» Objective:
Reproduce the following material word for word, keeping every line and its order unchanged.

» Material shown:
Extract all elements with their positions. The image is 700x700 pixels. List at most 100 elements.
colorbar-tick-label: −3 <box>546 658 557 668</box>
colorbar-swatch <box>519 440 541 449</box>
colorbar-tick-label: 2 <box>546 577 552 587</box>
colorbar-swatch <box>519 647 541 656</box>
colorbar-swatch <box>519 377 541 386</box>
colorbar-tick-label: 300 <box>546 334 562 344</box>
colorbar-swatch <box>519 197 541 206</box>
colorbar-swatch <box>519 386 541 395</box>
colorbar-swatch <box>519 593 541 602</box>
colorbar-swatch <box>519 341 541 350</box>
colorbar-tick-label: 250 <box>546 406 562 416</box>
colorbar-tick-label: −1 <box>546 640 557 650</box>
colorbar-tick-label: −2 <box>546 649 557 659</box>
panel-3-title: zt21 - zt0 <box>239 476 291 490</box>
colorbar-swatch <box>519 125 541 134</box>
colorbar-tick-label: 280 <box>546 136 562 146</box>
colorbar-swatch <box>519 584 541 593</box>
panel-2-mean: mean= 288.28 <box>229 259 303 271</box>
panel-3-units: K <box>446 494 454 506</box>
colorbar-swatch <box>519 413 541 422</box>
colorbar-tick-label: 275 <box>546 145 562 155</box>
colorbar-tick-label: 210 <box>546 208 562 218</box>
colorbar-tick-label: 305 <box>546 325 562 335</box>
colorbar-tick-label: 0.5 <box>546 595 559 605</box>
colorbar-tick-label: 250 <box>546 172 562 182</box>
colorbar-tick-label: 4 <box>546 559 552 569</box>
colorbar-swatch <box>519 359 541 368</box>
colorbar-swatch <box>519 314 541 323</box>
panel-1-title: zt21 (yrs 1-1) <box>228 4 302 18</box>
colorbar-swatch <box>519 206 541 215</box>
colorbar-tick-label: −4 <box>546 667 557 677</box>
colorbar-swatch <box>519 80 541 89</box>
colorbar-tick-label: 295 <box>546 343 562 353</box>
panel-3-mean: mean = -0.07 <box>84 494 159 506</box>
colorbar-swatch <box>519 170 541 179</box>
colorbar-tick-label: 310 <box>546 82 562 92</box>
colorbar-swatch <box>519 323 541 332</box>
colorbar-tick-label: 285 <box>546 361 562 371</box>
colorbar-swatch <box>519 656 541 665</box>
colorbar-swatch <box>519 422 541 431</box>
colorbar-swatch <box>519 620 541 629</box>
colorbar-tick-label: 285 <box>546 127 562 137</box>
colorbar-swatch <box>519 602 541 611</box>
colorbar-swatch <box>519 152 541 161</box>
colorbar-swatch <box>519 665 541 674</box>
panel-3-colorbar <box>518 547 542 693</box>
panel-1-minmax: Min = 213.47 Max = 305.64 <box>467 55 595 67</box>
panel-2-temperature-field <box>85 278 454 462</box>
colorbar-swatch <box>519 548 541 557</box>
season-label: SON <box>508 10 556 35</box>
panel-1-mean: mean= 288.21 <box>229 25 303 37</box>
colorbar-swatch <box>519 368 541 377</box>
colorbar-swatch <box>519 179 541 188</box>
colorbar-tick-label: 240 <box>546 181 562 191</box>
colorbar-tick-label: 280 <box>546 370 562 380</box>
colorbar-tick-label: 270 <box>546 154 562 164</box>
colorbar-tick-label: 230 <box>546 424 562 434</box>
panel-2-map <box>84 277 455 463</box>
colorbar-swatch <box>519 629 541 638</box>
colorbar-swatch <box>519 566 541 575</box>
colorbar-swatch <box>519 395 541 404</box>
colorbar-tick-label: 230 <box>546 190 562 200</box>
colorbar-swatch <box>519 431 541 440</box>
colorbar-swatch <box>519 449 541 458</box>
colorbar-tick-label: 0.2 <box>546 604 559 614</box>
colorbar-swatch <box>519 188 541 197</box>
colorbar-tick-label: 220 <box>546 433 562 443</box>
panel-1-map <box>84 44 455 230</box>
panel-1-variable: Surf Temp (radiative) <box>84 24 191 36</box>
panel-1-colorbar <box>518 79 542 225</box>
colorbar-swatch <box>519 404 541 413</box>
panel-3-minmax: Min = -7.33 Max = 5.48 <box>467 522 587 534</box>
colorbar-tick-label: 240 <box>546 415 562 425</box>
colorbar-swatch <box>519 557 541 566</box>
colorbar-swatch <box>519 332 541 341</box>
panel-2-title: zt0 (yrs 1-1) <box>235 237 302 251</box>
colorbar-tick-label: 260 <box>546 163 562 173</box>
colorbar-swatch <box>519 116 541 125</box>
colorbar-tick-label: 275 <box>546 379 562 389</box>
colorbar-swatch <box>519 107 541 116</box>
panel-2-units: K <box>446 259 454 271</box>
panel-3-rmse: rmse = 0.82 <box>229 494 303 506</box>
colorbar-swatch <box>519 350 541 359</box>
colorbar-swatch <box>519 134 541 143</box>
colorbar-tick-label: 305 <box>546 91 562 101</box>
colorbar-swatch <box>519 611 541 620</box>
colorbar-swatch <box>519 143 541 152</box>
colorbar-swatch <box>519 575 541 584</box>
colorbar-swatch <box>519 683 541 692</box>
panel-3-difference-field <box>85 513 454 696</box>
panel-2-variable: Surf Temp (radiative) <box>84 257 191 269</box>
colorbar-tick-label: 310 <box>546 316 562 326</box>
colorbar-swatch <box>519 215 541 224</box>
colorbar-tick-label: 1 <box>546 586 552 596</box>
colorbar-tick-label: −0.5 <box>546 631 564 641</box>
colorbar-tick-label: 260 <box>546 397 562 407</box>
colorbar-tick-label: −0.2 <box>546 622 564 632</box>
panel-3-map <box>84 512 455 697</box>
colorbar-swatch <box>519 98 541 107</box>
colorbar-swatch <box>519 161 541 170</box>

» Task solution:
Extract all elements with their positions. The image is 700x700 pixels. List at most 100 elements.
colorbar-tick-label: −3 <box>546 658 557 668</box>
colorbar-swatch <box>519 440 541 449</box>
colorbar-tick-label: 2 <box>546 577 552 587</box>
colorbar-swatch <box>519 647 541 656</box>
colorbar-swatch <box>519 377 541 386</box>
colorbar-tick-label: 300 <box>546 334 562 344</box>
colorbar-swatch <box>519 197 541 206</box>
colorbar-swatch <box>519 386 541 395</box>
colorbar-swatch <box>519 593 541 602</box>
colorbar-swatch <box>519 341 541 350</box>
colorbar-tick-label: 250 <box>546 406 562 416</box>
colorbar-tick-label: −1 <box>546 640 557 650</box>
colorbar-tick-label: −2 <box>546 649 557 659</box>
panel-3-title: zt21 - zt0 <box>239 476 291 490</box>
colorbar-swatch <box>519 125 541 134</box>
colorbar-tick-label: 280 <box>546 136 562 146</box>
colorbar-swatch <box>519 584 541 593</box>
panel-2-mean: mean= 288.28 <box>229 259 303 271</box>
panel-3-units: K <box>446 494 454 506</box>
colorbar-swatch <box>519 413 541 422</box>
colorbar-tick-label: 275 <box>546 145 562 155</box>
colorbar-tick-label: 210 <box>546 208 562 218</box>
colorbar-tick-label: 305 <box>546 325 562 335</box>
colorbar-tick-label: 0.5 <box>546 595 559 605</box>
colorbar-tick-label: 250 <box>546 172 562 182</box>
colorbar-tick-label: 4 <box>546 559 552 569</box>
colorbar-swatch <box>519 359 541 368</box>
colorbar-swatch <box>519 314 541 323</box>
panel-1-title: zt21 (yrs 1-1) <box>228 4 302 18</box>
colorbar-swatch <box>519 206 541 215</box>
colorbar-tick-label: −4 <box>546 667 557 677</box>
colorbar-swatch <box>519 80 541 89</box>
colorbar-tick-label: 295 <box>546 343 562 353</box>
panel-3-mean: mean = -0.07 <box>84 494 159 506</box>
colorbar-swatch <box>519 170 541 179</box>
colorbar-tick-label: 310 <box>546 82 562 92</box>
colorbar-swatch <box>519 323 541 332</box>
colorbar-tick-label: 285 <box>546 361 562 371</box>
colorbar-swatch <box>519 656 541 665</box>
colorbar-swatch <box>519 422 541 431</box>
colorbar-swatch <box>519 620 541 629</box>
colorbar-tick-label: 285 <box>546 127 562 137</box>
colorbar-swatch <box>519 602 541 611</box>
colorbar-swatch <box>519 152 541 161</box>
colorbar-swatch <box>519 665 541 674</box>
panel-3-colorbar <box>518 547 542 693</box>
panel-1-minmax: Min = 213.47 Max = 305.64 <box>467 55 595 67</box>
panel-2-temperature-field <box>85 278 454 462</box>
colorbar-swatch <box>519 548 541 557</box>
season-label: SON <box>508 10 556 35</box>
panel-1-mean: mean= 288.21 <box>229 25 303 37</box>
colorbar-swatch <box>519 368 541 377</box>
colorbar-swatch <box>519 179 541 188</box>
colorbar-tick-label: 240 <box>546 181 562 191</box>
colorbar-tick-label: 280 <box>546 370 562 380</box>
colorbar-tick-label: 270 <box>546 154 562 164</box>
colorbar-tick-label: 230 <box>546 424 562 434</box>
panel-2-map <box>84 277 455 463</box>
colorbar-swatch <box>519 629 541 638</box>
colorbar-swatch <box>519 566 541 575</box>
colorbar-swatch <box>519 395 541 404</box>
colorbar-tick-label: 230 <box>546 190 562 200</box>
colorbar-swatch <box>519 431 541 440</box>
colorbar-swatch <box>519 449 541 458</box>
colorbar-tick-label: 0.2 <box>546 604 559 614</box>
colorbar-swatch <box>519 188 541 197</box>
colorbar-tick-label: 220 <box>546 433 562 443</box>
panel-1-map <box>84 44 455 230</box>
panel-1-variable: Surf Temp (radiative) <box>84 24 191 36</box>
panel-1-colorbar <box>518 79 542 225</box>
colorbar-swatch <box>519 404 541 413</box>
panel-3-minmax: Min = -7.33 Max = 5.48 <box>467 522 587 534</box>
colorbar-tick-label: 240 <box>546 415 562 425</box>
colorbar-swatch <box>519 557 541 566</box>
colorbar-swatch <box>519 332 541 341</box>
panel-2-title: zt0 (yrs 1-1) <box>235 237 302 251</box>
colorbar-tick-label: 260 <box>546 163 562 173</box>
colorbar-swatch <box>519 116 541 125</box>
colorbar-tick-label: 275 <box>546 379 562 389</box>
colorbar-swatch <box>519 107 541 116</box>
panel-2-units: K <box>446 259 454 271</box>
panel-3-rmse: rmse = 0.82 <box>229 494 303 506</box>
colorbar-swatch <box>519 350 541 359</box>
colorbar-swatch <box>519 134 541 143</box>
colorbar-tick-label: 305 <box>546 91 562 101</box>
colorbar-swatch <box>519 611 541 620</box>
colorbar-swatch <box>519 143 541 152</box>
colorbar-swatch <box>519 575 541 584</box>
colorbar-swatch <box>519 683 541 692</box>
panel-3-difference-field <box>85 513 454 696</box>
panel-2-variable: Surf Temp (radiative) <box>84 257 191 269</box>
colorbar-tick-label: 310 <box>546 316 562 326</box>
colorbar-swatch <box>519 215 541 224</box>
colorbar-tick-label: 1 <box>546 586 552 596</box>
colorbar-tick-label: −0.5 <box>546 631 564 641</box>
colorbar-tick-label: 260 <box>546 397 562 407</box>
colorbar-tick-label: −0.2 <box>546 622 564 632</box>
panel-3-map <box>84 512 455 697</box>
colorbar-swatch <box>519 98 541 107</box>
colorbar-swatch <box>519 161 541 170</box>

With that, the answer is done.